> [Given text]:
# Fish for a fast current



## methodica (May 15, 2007)

I have a new heavly planted 30 Gal tank being filtered with an ehiem 2028 which is a bit of over kill. I was thinking of putting Black phantom tetras in it. Do you think they will be ok since I have a fairly high current in the tank. If not any suggestions?


----------



## greenfish (Mar 7, 2005)

Hillstream Loaches?


----------



## bratyboy2 (Feb 5, 2008)

i like the green swordtails they would be very natural in the tank.
how about some barbs or maybe some larger rainbows.

good luck


----------



## JanS (Apr 14, 2004)

Wow, that's a super filtered tank... LOL!

Another fish that likes a lot of current is the glass catfish (Kryptopterus bicirrhis), so that would be an option too.


----------



## Six (May 29, 2006)

loaches and rainbows, hands down IMO 

or go collect some darters, though they prefer cooler water.


----------



## lauraleellbp (Jan 31, 2008)

www.FranksAquarium.com usually has an excellent selection of riverine loaches, and a really good reputation as good online source for fish.


----------



## methodica (May 15, 2007)

> [Given records]:
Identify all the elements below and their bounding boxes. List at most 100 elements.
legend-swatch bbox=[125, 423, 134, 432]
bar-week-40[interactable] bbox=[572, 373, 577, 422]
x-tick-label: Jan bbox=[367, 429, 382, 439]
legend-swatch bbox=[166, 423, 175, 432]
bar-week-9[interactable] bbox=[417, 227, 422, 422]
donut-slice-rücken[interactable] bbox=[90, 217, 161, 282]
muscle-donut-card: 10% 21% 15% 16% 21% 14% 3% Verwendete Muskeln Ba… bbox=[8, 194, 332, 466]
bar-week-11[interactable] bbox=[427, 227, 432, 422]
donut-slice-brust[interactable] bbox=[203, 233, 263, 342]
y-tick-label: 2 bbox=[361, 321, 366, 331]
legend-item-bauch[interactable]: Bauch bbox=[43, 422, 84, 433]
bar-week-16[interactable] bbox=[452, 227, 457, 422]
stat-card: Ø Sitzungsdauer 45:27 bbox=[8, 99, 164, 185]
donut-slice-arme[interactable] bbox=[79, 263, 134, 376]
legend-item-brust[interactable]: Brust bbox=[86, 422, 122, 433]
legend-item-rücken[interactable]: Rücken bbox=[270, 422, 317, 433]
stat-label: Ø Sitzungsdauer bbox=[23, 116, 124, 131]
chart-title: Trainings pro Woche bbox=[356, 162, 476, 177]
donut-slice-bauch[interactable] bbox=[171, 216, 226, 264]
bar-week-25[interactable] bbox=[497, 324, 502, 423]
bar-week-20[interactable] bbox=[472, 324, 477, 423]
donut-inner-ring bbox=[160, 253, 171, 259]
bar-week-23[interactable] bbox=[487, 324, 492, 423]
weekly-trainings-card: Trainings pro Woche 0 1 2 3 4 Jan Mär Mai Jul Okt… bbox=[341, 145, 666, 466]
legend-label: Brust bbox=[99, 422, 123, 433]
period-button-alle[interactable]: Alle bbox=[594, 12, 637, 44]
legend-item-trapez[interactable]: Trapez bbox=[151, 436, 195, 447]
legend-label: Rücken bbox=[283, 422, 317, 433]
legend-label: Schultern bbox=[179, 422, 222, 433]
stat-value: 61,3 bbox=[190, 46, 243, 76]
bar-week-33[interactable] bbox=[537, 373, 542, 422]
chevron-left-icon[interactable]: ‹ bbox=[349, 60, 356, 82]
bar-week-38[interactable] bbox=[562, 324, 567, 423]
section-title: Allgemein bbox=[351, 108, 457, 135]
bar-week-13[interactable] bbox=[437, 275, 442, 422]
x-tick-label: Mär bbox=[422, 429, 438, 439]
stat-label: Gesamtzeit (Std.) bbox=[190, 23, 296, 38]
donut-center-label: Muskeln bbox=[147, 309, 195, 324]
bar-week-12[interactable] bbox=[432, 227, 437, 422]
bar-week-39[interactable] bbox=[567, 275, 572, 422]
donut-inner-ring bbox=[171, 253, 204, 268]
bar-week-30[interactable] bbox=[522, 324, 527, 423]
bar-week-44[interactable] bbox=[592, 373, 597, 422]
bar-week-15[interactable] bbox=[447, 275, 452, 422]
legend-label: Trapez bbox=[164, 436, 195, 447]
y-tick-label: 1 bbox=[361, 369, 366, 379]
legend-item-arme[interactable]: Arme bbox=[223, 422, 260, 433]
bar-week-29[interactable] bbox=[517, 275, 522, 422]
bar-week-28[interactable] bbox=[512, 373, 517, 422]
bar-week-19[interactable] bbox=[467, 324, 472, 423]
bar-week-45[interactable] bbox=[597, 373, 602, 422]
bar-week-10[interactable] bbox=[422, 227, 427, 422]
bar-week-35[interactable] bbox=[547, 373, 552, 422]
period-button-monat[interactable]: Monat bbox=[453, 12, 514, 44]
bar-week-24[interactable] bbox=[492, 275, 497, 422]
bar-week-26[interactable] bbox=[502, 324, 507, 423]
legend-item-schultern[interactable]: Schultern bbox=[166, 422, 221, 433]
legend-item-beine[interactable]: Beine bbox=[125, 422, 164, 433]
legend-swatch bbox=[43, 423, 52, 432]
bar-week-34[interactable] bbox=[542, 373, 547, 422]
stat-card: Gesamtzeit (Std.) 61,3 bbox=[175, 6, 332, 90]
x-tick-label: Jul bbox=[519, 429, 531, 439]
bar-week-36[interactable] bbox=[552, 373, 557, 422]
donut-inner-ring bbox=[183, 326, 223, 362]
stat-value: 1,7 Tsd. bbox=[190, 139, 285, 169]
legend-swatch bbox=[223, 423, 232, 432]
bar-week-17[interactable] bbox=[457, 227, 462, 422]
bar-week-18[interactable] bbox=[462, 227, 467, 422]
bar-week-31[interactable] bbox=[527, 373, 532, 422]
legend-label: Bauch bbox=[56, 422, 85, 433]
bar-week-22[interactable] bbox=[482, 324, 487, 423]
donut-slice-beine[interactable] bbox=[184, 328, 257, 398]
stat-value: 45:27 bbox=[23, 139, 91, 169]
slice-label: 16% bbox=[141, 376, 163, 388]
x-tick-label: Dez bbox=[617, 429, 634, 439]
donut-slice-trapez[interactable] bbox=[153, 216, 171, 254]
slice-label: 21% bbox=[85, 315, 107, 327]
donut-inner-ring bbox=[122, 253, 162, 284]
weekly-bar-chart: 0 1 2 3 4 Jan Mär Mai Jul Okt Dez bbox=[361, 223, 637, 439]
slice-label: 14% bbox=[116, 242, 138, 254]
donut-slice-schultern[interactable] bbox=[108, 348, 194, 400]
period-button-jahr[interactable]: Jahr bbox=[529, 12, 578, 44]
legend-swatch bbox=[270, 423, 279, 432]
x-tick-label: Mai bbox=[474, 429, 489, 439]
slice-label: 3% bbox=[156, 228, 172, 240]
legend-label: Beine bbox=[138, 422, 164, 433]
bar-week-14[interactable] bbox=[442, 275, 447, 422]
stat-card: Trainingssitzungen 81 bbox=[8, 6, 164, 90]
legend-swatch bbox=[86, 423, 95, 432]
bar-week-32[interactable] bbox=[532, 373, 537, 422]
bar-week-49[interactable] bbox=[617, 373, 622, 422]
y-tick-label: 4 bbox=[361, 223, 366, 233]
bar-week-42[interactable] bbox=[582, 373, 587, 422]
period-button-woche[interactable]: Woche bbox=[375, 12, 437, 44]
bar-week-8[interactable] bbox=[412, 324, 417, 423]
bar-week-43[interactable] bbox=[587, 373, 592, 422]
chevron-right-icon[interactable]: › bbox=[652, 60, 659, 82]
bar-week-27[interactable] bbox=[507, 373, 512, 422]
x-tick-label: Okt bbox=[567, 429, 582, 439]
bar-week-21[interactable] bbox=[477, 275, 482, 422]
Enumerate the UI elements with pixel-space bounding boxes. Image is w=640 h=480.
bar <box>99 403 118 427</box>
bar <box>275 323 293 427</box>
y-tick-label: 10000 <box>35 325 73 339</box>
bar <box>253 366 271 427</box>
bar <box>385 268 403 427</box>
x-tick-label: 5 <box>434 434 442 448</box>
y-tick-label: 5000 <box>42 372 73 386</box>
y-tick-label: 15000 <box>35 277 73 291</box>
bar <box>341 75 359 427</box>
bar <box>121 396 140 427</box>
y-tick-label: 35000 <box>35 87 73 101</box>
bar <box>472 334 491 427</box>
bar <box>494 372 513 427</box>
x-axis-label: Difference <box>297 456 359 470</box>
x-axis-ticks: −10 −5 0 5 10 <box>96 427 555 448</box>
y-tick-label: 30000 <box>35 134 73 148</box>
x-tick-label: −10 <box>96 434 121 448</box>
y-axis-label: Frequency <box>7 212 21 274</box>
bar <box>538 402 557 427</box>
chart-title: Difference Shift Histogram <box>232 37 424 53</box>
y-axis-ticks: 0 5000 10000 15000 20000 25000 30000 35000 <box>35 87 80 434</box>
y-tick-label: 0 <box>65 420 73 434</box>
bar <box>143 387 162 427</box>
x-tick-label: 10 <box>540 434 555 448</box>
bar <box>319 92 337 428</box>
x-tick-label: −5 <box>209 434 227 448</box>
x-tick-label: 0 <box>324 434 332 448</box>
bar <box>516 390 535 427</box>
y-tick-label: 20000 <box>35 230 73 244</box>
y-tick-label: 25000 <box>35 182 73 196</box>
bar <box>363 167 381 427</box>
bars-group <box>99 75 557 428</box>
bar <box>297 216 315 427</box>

> [Complete the following]:
**A.** In the forum thread about fish for a fast current, why does JanS suggest the glass catfish as an option?
**B.** Can you carry the forum thread on fish for a fast current forward from the point where it stops?

> [Per-task answers]:
**A.** JanS suggests the glass catfish (Kryptopterus bicirrhis) because it is another fish that likes a lot of current, which suits a tank with a fairly high current.

**B.**
I went with rumming noses and one peppered cory. I carved out 3x more holes in my spray bar so It slowed the current a bit in the tank. Its still pretty fast but we will see how it goes.


----------



## Muirner (Jan 9, 2007)

isnt there a gate that you can close a little bit like the Rena XP# series has?


----------



## ray-the-pilot (May 14, 2008)

My Oto cats love the current and part of their mating behavior is swimming upstream against the current.


----------



## mikaila31 (Feb 24, 2006)

I have a 55gal that has a rena xp3 on it. I use to run it wide open, my rummy nosed tetras and rainbows never had a problem with it.


----------



## armyoffoo (Dec 28, 2007)

Dwarf Chain Loaches, these guys are awesome and stay small, ~2.5"

A group of 7-10 would be great in that tank.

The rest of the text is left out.